> Problem statement
Below are the records; reproduce all of them exactly but without any images.

--- start ---

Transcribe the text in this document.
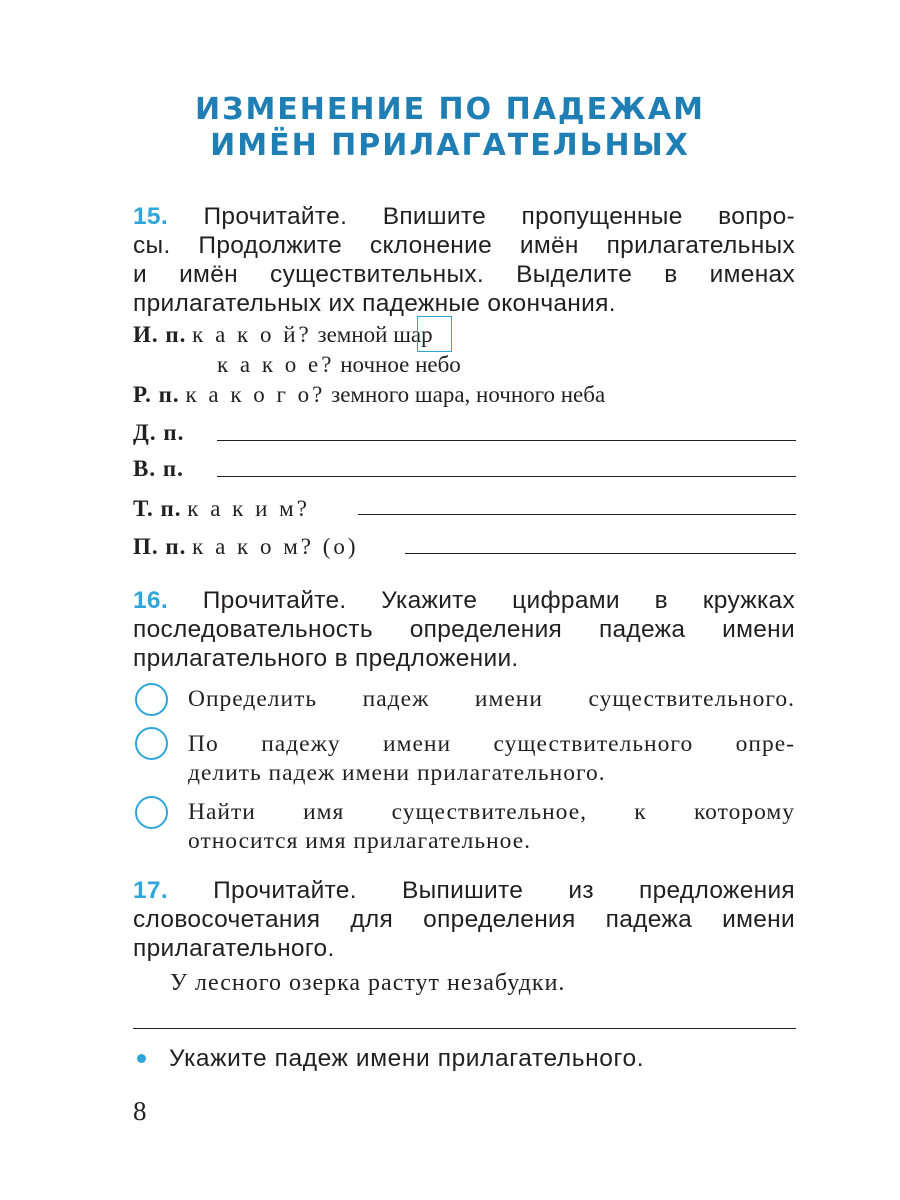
ИЗМЕНЕНИЕ ПО ПАДЕЖАМ
ИМЁН ПРИЛАГАТЕЛЬНЫХ
15. Прочитайте. Впишите пропущенные вопро-
сы. Продолжите склонение имён прилагательных
и имён существительных. Выделите в именах
прилагательных их падежные окончания.
И. п. к а к о й? земной шар
к а к о е? ночное небо
Р. п. к а к о г о? земного шара, ночного неба
Д. п.
В. п.
Т. п. к а к и м?
П. п. к а к о м? (о)
16. Прочитайте. Укажите цифрами в кружках
последовательность определения падежа имени
прилагательного в предложении.
Определить падеж имени существительного.
По падежу имени существительного опре-
делить падеж имени прилагательного.
Найти имя существительное, к которому
относится имя прилагательное.
17. Прочитайте. Выпишите из предложения
словосочетания для определения падежа имени
прилагательного.
У лесного озерка растут незабудки.
Укажите падеж имени прилагательного.
8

--- end ---

> Response
Transcribe the text in this document.
ИЗМЕНЕНИЕ ПО ПАДЕЖАМ
ИМЁН ПРИЛАГАТЕЛЬНЫХ
15. Прочитайте. Впишите пропущенные вопро-
сы. Продолжите склонение имён прилагательных
и имён существительных. Выделите в именах
прилагательных их падежные окончания.
И. п. к а к о й? земной шар
к а к о е? ночное небо
Р. п. к а к о г о? земного шара, ночного неба
Д. п.
В. п.
Т. п. к а к и м?
П. п. к а к о м? (о)
16. Прочитайте. Укажите цифрами в кружках
последовательность определения падежа имени
прилагательного в предложении.
Определить падеж имени существительного.
По падежу имени существительного опре-
делить падеж имени прилагательного.
Найти имя существительное, к которому
относится имя прилагательное.
17. Прочитайте. Выпишите из предложения
словосочетания для определения падежа имени
прилагательного.
У лесного озерка растут незабудки.
Укажите падеж имени прилагательного.
8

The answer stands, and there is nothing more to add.